*Written problem:*
Read the records below. Copy each line where the string "content" occurs.

*Exercise materials:*
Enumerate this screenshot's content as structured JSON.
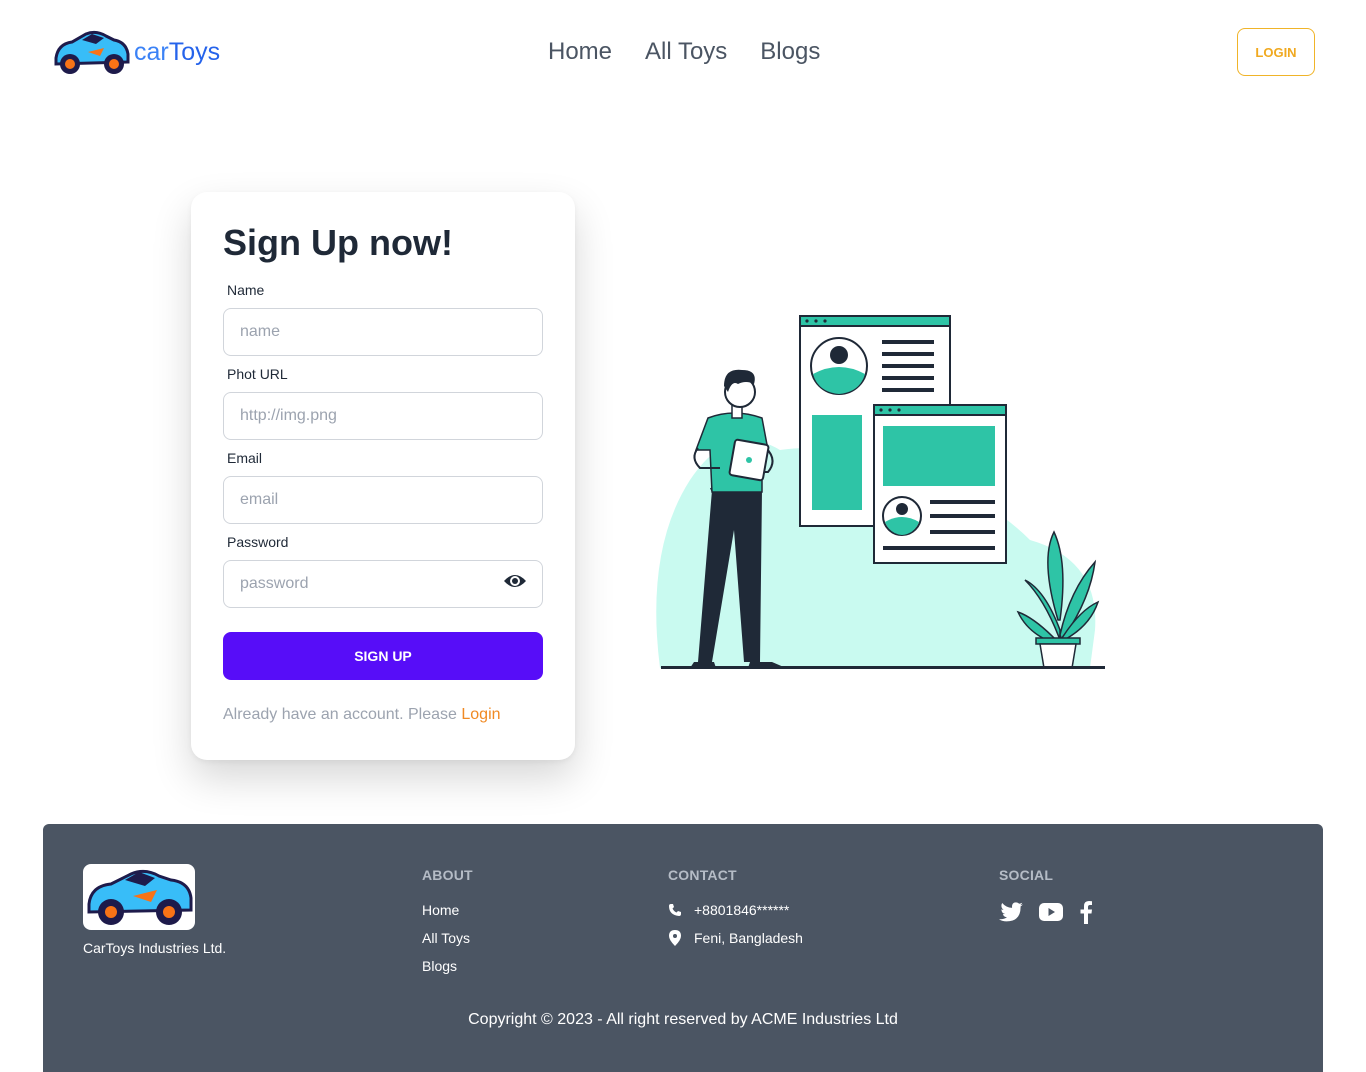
{
  "header": {
    "logo": {
      "part1": "car",
      "part2": "Toys",
      "icon": "car-icon"
    },
    "nav": [
      {
        "label": "Home"
      },
      {
        "label": "All Toys"
      },
      {
        "label": "Blogs"
      }
    ],
    "login_label": "LOGIN"
  },
  "form": {
    "title": "Sign Up now!",
    "fields": {
      "name": {
        "label": "Name",
        "placeholder": "name"
      },
      "photo": {
        "label": "Phot URL",
        "placeholder": "http://img.png"
      },
      "email": {
        "label": "Email",
        "placeholder": "email"
      },
      "password": {
        "label": "Password",
        "placeholder": "password",
        "icon": "eye-icon"
      }
    },
    "submit_label": "SIGN UP",
    "already_text": "Already have an account. Please ",
    "login_link": "Login"
  },
  "footer": {
    "company": "CarToys Industries Ltd.",
    "about": {
      "title": "ABOUT",
      "links": [
        "Home",
        "All Toys",
        "Blogs"
      ]
    },
    "contact": {
      "title": "CONTACT",
      "phone": "+8801846******",
      "address": "Feni, Bangladesh"
    },
    "social": {
      "title": "SOCIAL",
      "icons": [
        "twitter-icon",
        "youtube-icon",
        "facebook-icon"
      ]
    },
    "copyright": "Copyright © 2023 - All right reserved by ACME Industries Ltd"
  },
  "colors": {
    "primary": "#570df8",
    "accent": "#f08a24",
    "illustration": "#2ec4a6",
    "footer_bg": "#4b5563"
  }
}
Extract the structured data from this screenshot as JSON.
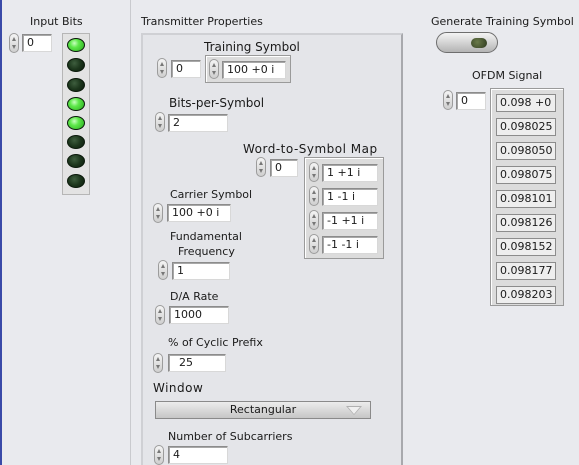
{
  "input_bits": {
    "title": "Input Bits",
    "index": "0",
    "leds": [
      true,
      false,
      false,
      true,
      true,
      false,
      false,
      false
    ]
  },
  "transmitter": {
    "title": "Transmitter Properties",
    "training_symbol": {
      "label": "Training Symbol",
      "index": "0",
      "value": "100 +0 i"
    },
    "bits_per_symbol": {
      "label": "Bits-per-Symbol",
      "value": "2"
    },
    "word_map": {
      "label": "Word-to-Symbol Map",
      "index": "0",
      "values": [
        "1 +1 i",
        "1 -1 i",
        "-1 +1 i",
        "-1 -1 i"
      ]
    },
    "carrier_symbol": {
      "label": "Carrier Symbol",
      "value": "100 +0 i"
    },
    "fundamental_frequency": {
      "label_line1": "Fundamental",
      "label_line2": "Frequency",
      "value": "1"
    },
    "da_rate": {
      "label": "D/A Rate",
      "value": "1000"
    },
    "cyclic_prefix": {
      "label": "% of Cyclic Prefix",
      "value": "25"
    },
    "window": {
      "label": "Window",
      "value": "Rectangular"
    },
    "subcarriers": {
      "label": "Number of Subcarriers",
      "value": "4"
    }
  },
  "generate": {
    "label": "Generate Training Symbol",
    "state": false
  },
  "ofdm": {
    "label": "OFDM Signal",
    "index": "0",
    "values": [
      "0.098 +0",
      "0.098025",
      "0.098050",
      "0.098075",
      "0.098101",
      "0.098126",
      "0.098152",
      "0.098177",
      "0.098203"
    ]
  }
}
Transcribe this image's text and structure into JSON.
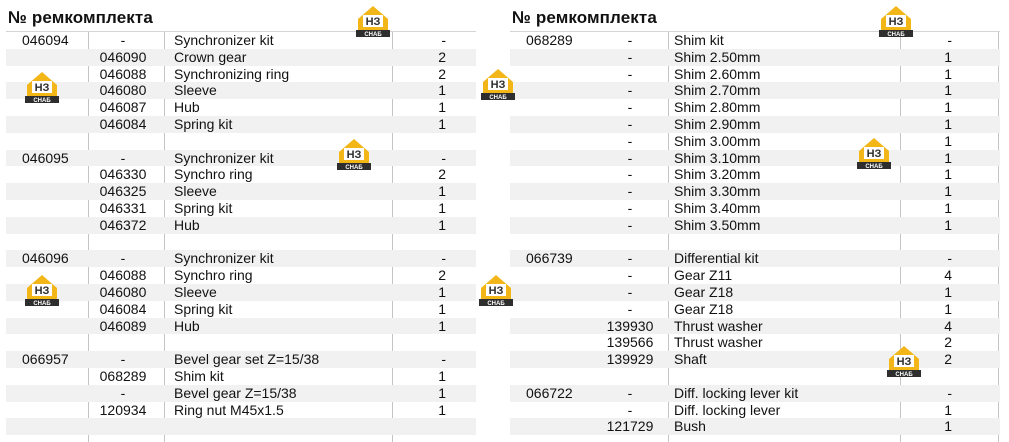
{
  "header": "№ ремкомплекта",
  "logo_text": "НЗ",
  "logo_sub": "СНАБ",
  "colors": {
    "logo_yellow": "#f2b619",
    "logo_dark": "#2e2e2e",
    "shade": "#f1f1f1"
  },
  "left_rows": [
    {
      "kit": "046094",
      "part": "-",
      "desc": "Synchronizer kit",
      "qty": "-"
    },
    {
      "kit": "",
      "part": "046090",
      "desc": "Crown gear",
      "qty": "2"
    },
    {
      "kit": "",
      "part": "046088",
      "desc": "Synchronizing ring",
      "qty": "2"
    },
    {
      "kit": "",
      "part": "046080",
      "desc": "Sleeve",
      "qty": "1"
    },
    {
      "kit": "",
      "part": "046087",
      "desc": "Hub",
      "qty": "1"
    },
    {
      "kit": "",
      "part": "046084",
      "desc": "Spring kit",
      "qty": "1"
    },
    {
      "kit": "",
      "part": "",
      "desc": "",
      "qty": ""
    },
    {
      "kit": "046095",
      "part": "-",
      "desc": "Synchronizer kit",
      "qty": "-"
    },
    {
      "kit": "",
      "part": "046330",
      "desc": "Synchro ring",
      "qty": "2"
    },
    {
      "kit": "",
      "part": "046325",
      "desc": "Sleeve",
      "qty": "1"
    },
    {
      "kit": "",
      "part": "046331",
      "desc": "Spring kit",
      "qty": "1"
    },
    {
      "kit": "",
      "part": "046372",
      "desc": "Hub",
      "qty": "1"
    },
    {
      "kit": "",
      "part": "",
      "desc": "",
      "qty": ""
    },
    {
      "kit": "046096",
      "part": "-",
      "desc": "Synchronizer kit",
      "qty": "-"
    },
    {
      "kit": "",
      "part": "046088",
      "desc": "Synchro ring",
      "qty": "2"
    },
    {
      "kit": "",
      "part": "046080",
      "desc": "Sleeve",
      "qty": "1"
    },
    {
      "kit": "",
      "part": "046084",
      "desc": "Spring kit",
      "qty": "1"
    },
    {
      "kit": "",
      "part": "046089",
      "desc": "Hub",
      "qty": "1"
    },
    {
      "kit": "",
      "part": "",
      "desc": "",
      "qty": ""
    },
    {
      "kit": "066957",
      "part": "-",
      "desc": "Bevel gear set Z=15/38",
      "qty": "-"
    },
    {
      "kit": "",
      "part": "068289",
      "desc": "Shim kit",
      "qty": "1"
    },
    {
      "kit": "",
      "part": "-",
      "desc": "Bevel gear Z=15/38",
      "qty": "1"
    },
    {
      "kit": "",
      "part": "120934",
      "desc": "Ring nut M45x1.5",
      "qty": "1"
    },
    {
      "kit": "",
      "part": "",
      "desc": "",
      "qty": ""
    }
  ],
  "right_rows": [
    {
      "kit": "068289",
      "part": "-",
      "desc": "Shim kit",
      "qty": "-"
    },
    {
      "kit": "",
      "part": "-",
      "desc": "Shim 2.50mm",
      "qty": "1"
    },
    {
      "kit": "",
      "part": "-",
      "desc": "Shim 2.60mm",
      "qty": "1"
    },
    {
      "kit": "",
      "part": "-",
      "desc": "Shim 2.70mm",
      "qty": "1"
    },
    {
      "kit": "",
      "part": "-",
      "desc": "Shim 2.80mm",
      "qty": "1"
    },
    {
      "kit": "",
      "part": "-",
      "desc": "Shim 2.90mm",
      "qty": "1"
    },
    {
      "kit": "",
      "part": "-",
      "desc": "Shim 3.00mm",
      "qty": "1"
    },
    {
      "kit": "",
      "part": "-",
      "desc": "Shim 3.10mm",
      "qty": "1"
    },
    {
      "kit": "",
      "part": "-",
      "desc": "Shim 3.20mm",
      "qty": "1"
    },
    {
      "kit": "",
      "part": "-",
      "desc": "Shim 3.30mm",
      "qty": "1"
    },
    {
      "kit": "",
      "part": "-",
      "desc": "Shim 3.40mm",
      "qty": "1"
    },
    {
      "kit": "",
      "part": "-",
      "desc": "Shim 3.50mm",
      "qty": "1"
    },
    {
      "kit": "",
      "part": "",
      "desc": "",
      "qty": ""
    },
    {
      "kit": "066739",
      "part": "-",
      "desc": "Differential kit",
      "qty": "-"
    },
    {
      "kit": "",
      "part": "-",
      "desc": "Gear Z11",
      "qty": "4"
    },
    {
      "kit": "",
      "part": "-",
      "desc": "Gear Z18",
      "qty": "1"
    },
    {
      "kit": "",
      "part": "-",
      "desc": "Gear Z18",
      "qty": "1"
    },
    {
      "kit": "",
      "part": "139930",
      "desc": "Thrust washer",
      "qty": "4"
    },
    {
      "kit": "",
      "part": "139566",
      "desc": "Thrust washer",
      "qty": "2"
    },
    {
      "kit": "",
      "part": "139929",
      "desc": "Shaft",
      "qty": "2"
    },
    {
      "kit": "",
      "part": "",
      "desc": "",
      "qty": ""
    },
    {
      "kit": "066722",
      "part": "-",
      "desc": "Diff. locking lever kit",
      "qty": "-"
    },
    {
      "kit": "",
      "part": "-",
      "desc": "Diff. locking lever",
      "qty": "1"
    },
    {
      "kit": "",
      "part": "121729",
      "desc": "Bush",
      "qty": "1"
    }
  ]
}
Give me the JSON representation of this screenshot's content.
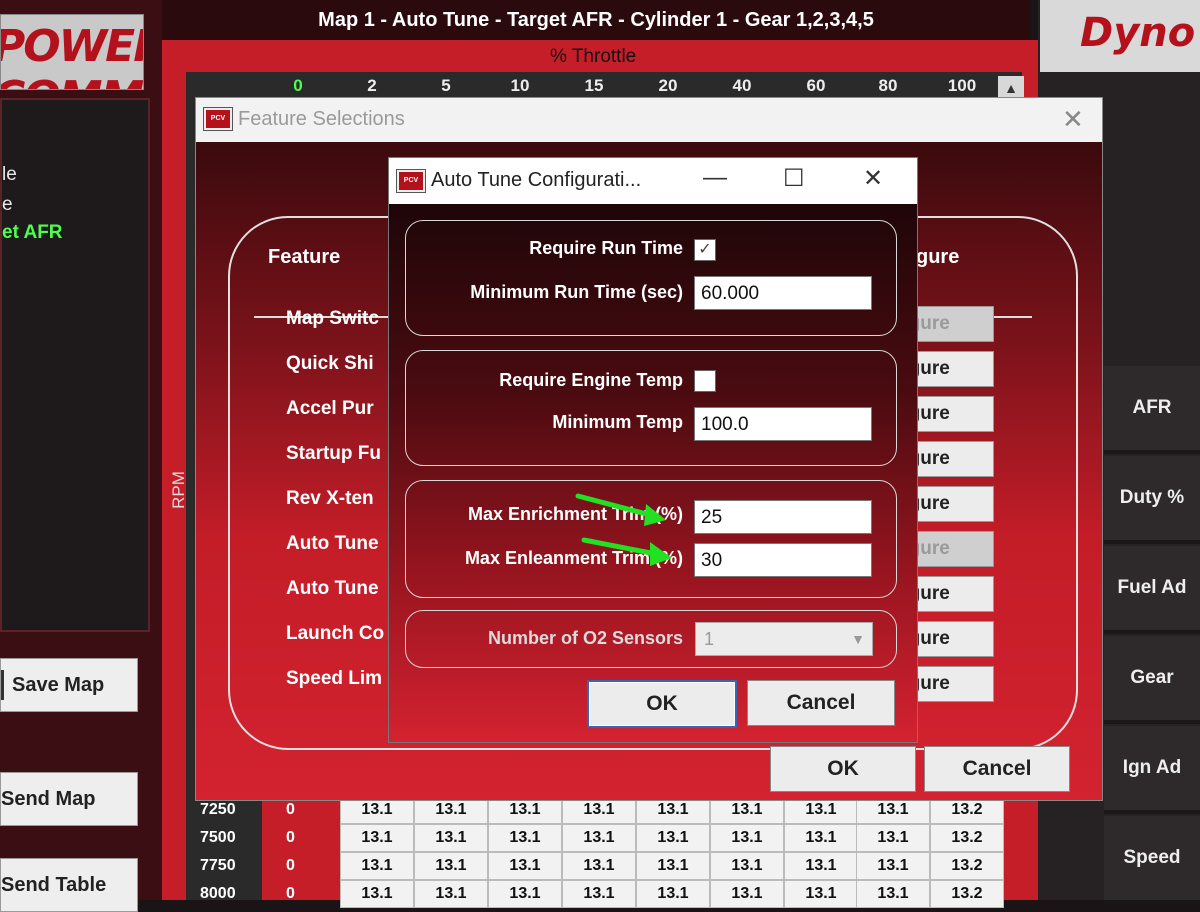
{
  "left_panel": {
    "logo_text": "POWER COMMANDER V",
    "nav_items": [
      {
        "label": "le",
        "active": false
      },
      {
        "label": "e",
        "active": false
      },
      {
        "label": "et AFR",
        "active": true
      }
    ],
    "buttons": {
      "save_map": "Save Map",
      "send_map": "Send Map",
      "send_table": "Send Table"
    }
  },
  "map": {
    "title": "Map 1 - Auto Tune - Target AFR - Cylinder 1 - Gear 1,2,3,4,5",
    "x_axis_label": "% Throttle",
    "y_axis_label": "RPM",
    "throttle_columns": [
      "0",
      "2",
      "5",
      "10",
      "15",
      "20",
      "40",
      "60",
      "80",
      "100"
    ],
    "rows": [
      {
        "rpm": "7250",
        "zero": "0",
        "values": [
          "13.1",
          "13.1",
          "13.1",
          "13.1",
          "13.1",
          "13.1",
          "13.1",
          "13.1",
          "13.2"
        ]
      },
      {
        "rpm": "7500",
        "zero": "0",
        "values": [
          "13.1",
          "13.1",
          "13.1",
          "13.1",
          "13.1",
          "13.1",
          "13.1",
          "13.1",
          "13.2"
        ]
      },
      {
        "rpm": "7750",
        "zero": "0",
        "values": [
          "13.1",
          "13.1",
          "13.1",
          "13.1",
          "13.1",
          "13.1",
          "13.1",
          "13.1",
          "13.2"
        ]
      },
      {
        "rpm": "8000",
        "zero": "0",
        "values": [
          "13.1",
          "13.1",
          "13.1",
          "13.1",
          "13.1",
          "13.1",
          "13.1",
          "13.1",
          "13.2"
        ]
      }
    ]
  },
  "right_panel": {
    "brand_text": "Dyno",
    "gauges": [
      "AFR",
      "Duty %",
      "Fuel Ad",
      "Gear",
      "Ign Ad",
      "Speed"
    ]
  },
  "feature_dialog": {
    "title": "Feature Selections",
    "header_feature": "Feature",
    "header_configure": "gure",
    "features": [
      {
        "name": "Map Switc",
        "button": "figure",
        "enabled": false
      },
      {
        "name": "Quick Shi",
        "button": "figure",
        "enabled": true
      },
      {
        "name": "Accel Pur",
        "button": "figure",
        "enabled": true
      },
      {
        "name": "Startup Fu",
        "button": "figure",
        "enabled": true
      },
      {
        "name": "Rev X-ten",
        "button": "figure",
        "enabled": true
      },
      {
        "name": "Auto Tune",
        "button": "figure",
        "enabled": false
      },
      {
        "name": "Auto Tune",
        "button": "figure",
        "enabled": true
      },
      {
        "name": "Launch Co",
        "button": "figure",
        "enabled": true
      },
      {
        "name": "Speed Lim",
        "button": "figure",
        "enabled": true
      }
    ],
    "ok": "OK",
    "cancel": "Cancel"
  },
  "autotune_dialog": {
    "title": "Auto Tune Configurati...",
    "window_controls": {
      "minimize": "—",
      "maximize": "☐",
      "close": "✕"
    },
    "require_run_time": {
      "label": "Require Run Time",
      "checked": true
    },
    "min_run_time": {
      "label": "Minimum Run Time (sec)",
      "value": "60.000"
    },
    "require_engine_temp": {
      "label": "Require Engine Temp",
      "checked": false
    },
    "min_temp": {
      "label": "Minimum Temp",
      "value": "100.0"
    },
    "max_enrichment": {
      "label": "Max Enrichment Trim (%)",
      "value": "25"
    },
    "max_enleanment": {
      "label": "Max Enleanment Trim (%)",
      "value": "30"
    },
    "o2_sensors": {
      "label": "Number of O2 Sensors",
      "value": "1"
    },
    "ok": "OK",
    "cancel": "Cancel"
  },
  "colors": {
    "accent_red": "#c41d28",
    "active_green": "#4dff4d",
    "annotation_arrow": "#22e022"
  }
}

*The response:*
Enumerate this screenshot's content as structured JSON.
Give me the JSON representation of this screenshot's content.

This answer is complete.